* WHAT IS REQUIRED *
Your job is to restate each entry word for word.

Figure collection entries
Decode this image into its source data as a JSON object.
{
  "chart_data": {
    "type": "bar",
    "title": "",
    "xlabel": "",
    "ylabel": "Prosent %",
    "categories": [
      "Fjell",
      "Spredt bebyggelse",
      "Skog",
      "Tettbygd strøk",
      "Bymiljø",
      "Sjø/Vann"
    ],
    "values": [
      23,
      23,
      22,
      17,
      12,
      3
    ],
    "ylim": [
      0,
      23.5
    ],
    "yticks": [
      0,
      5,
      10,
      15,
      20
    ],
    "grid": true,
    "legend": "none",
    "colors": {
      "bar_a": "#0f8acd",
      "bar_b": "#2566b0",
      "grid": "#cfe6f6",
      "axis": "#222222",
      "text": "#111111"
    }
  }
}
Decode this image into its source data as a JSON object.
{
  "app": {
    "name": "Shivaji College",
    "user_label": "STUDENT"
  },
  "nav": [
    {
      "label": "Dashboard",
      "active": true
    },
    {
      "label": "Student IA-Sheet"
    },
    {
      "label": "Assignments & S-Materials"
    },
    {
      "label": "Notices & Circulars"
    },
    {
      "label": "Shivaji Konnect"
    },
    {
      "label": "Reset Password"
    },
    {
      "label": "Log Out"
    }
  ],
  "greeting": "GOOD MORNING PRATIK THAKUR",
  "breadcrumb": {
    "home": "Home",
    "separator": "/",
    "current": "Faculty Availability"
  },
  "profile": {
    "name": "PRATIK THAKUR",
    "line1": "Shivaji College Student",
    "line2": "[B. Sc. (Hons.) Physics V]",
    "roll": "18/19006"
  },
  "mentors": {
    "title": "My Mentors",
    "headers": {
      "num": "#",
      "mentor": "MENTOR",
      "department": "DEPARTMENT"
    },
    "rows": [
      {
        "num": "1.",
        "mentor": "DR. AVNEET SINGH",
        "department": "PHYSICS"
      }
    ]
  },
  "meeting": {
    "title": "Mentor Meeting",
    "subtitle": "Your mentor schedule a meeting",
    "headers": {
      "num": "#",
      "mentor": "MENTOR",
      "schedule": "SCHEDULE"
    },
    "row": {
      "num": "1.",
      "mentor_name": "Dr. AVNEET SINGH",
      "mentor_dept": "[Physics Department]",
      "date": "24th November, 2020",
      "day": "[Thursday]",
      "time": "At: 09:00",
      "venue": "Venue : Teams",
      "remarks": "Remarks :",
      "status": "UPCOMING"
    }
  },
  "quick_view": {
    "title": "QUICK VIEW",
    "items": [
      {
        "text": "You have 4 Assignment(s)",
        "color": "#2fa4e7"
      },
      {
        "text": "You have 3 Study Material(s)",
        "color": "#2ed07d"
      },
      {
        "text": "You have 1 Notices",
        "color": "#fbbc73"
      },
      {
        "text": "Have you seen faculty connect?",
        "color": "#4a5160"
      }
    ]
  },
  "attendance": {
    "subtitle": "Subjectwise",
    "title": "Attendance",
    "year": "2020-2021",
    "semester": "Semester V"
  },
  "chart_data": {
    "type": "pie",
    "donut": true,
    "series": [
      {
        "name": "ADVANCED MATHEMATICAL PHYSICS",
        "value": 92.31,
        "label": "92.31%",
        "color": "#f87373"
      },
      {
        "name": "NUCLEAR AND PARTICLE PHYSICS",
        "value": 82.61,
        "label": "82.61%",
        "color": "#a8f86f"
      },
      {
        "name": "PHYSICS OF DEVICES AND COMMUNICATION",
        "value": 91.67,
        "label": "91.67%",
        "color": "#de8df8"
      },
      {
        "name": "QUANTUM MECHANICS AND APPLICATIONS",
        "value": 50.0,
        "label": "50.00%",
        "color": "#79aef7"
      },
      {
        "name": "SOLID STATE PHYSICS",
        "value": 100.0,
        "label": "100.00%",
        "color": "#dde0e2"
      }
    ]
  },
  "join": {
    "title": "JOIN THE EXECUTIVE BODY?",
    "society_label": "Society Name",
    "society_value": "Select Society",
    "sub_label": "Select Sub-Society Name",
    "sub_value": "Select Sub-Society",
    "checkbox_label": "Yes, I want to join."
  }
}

* ANSWER TO THE TASK *
Decode this image into its source data as a JSON object.
{
  "chart_data": {
    "type": "bar",
    "title": "",
    "xlabel": "",
    "ylabel": "Prosent %",
    "categories": [
      "Fjell",
      "Spredt bebyggelse",
      "Skog",
      "Tettbygd strøk",
      "Bymiljø",
      "Sjø/Vann"
    ],
    "values": [
      23,
      23,
      22,
      17,
      12,
      3
    ],
    "ylim": [
      0,
      23.5
    ],
    "yticks": [
      0,
      5,
      10,
      15,
      20
    ],
    "grid": true,
    "legend": "none",
    "colors": {
      "bar_a": "#0f8acd",
      "bar_b": "#2566b0",
      "grid": "#cfe6f6",
      "axis": "#222222",
      "text": "#111111"
    }
  }
}
Decode this image into its source data as a JSON object.
{
  "app": {
    "name": "Shivaji College",
    "user_label": "STUDENT"
  },
  "nav": [
    {
      "label": "Dashboard",
      "active": true
    },
    {
      "label": "Student IA-Sheet"
    },
    {
      "label": "Assignments & S-Materials"
    },
    {
      "label": "Notices & Circulars"
    },
    {
      "label": "Shivaji Konnect"
    },
    {
      "label": "Reset Password"
    },
    {
      "label": "Log Out"
    }
  ],
  "greeting": "GOOD MORNING PRATIK THAKUR",
  "breadcrumb": {
    "home": "Home",
    "separator": "/",
    "current": "Faculty Availability"
  },
  "profile": {
    "name": "PRATIK THAKUR",
    "line1": "Shivaji College Student",
    "line2": "[B. Sc. (Hons.) Physics V]",
    "roll": "18/19006"
  },
  "mentors": {
    "title": "My Mentors",
    "headers": {
      "num": "#",
      "mentor": "MENTOR",
      "department": "DEPARTMENT"
    },
    "rows": [
      {
        "num": "1.",
        "mentor": "DR. AVNEET SINGH",
        "department": "PHYSICS"
      }
    ]
  },
  "meeting": {
    "title": "Mentor Meeting",
    "subtitle": "Your mentor schedule a meeting",
    "headers": {
      "num": "#",
      "mentor": "MENTOR",
      "schedule": "SCHEDULE"
    },
    "row": {
      "num": "1.",
      "mentor_name": "Dr. AVNEET SINGH",
      "mentor_dept": "[Physics Department]",
      "date": "24th November, 2020",
      "day": "[Thursday]",
      "time": "At: 09:00",
      "venue": "Venue : Teams",
      "remarks": "Remarks :",
      "status": "UPCOMING"
    }
  },
  "quick_view": {
    "title": "QUICK VIEW",
    "items": [
      {
        "text": "You have 4 Assignment(s)",
        "color": "#2fa4e7"
      },
      {
        "text": "You have 3 Study Material(s)",
        "color": "#2ed07d"
      },
      {
        "text": "You have 1 Notices",
        "color": "#fbbc73"
      },
      {
        "text": "Have you seen faculty connect?",
        "color": "#4a5160"
      }
    ]
  },
  "attendance": {
    "subtitle": "Subjectwise",
    "title": "Attendance",
    "year": "2020-2021",
    "semester": "Semester V"
  },
  "chart_data": {
    "type": "pie",
    "donut": true,
    "series": [
      {
        "name": "ADVANCED MATHEMATICAL PHYSICS",
        "value": 92.31,
        "label": "92.31%",
        "color": "#f87373"
      },
      {
        "name": "NUCLEAR AND PARTICLE PHYSICS",
        "value": 82.61,
        "label": "82.61%",
        "color": "#a8f86f"
      },
      {
        "name": "PHYSICS OF DEVICES AND COMMUNICATION",
        "value": 91.67,
        "label": "91.67%",
        "color": "#de8df8"
      },
      {
        "name": "QUANTUM MECHANICS AND APPLICATIONS",
        "value": 50.0,
        "label": "50.00%",
        "color": "#79aef7"
      },
      {
        "name": "SOLID STATE PHYSICS",
        "value": 100.0,
        "label": "100.00%",
        "color": "#dde0e2"
      }
    ]
  },
  "join": {
    "title": "JOIN THE EXECUTIVE BODY?",
    "society_label": "Society Name",
    "society_value": "Select Society",
    "sub_label": "Select Sub-Society Name",
    "sub_value": "Select Sub-Society",
    "checkbox_label": "Yes, I want to join."
  }
}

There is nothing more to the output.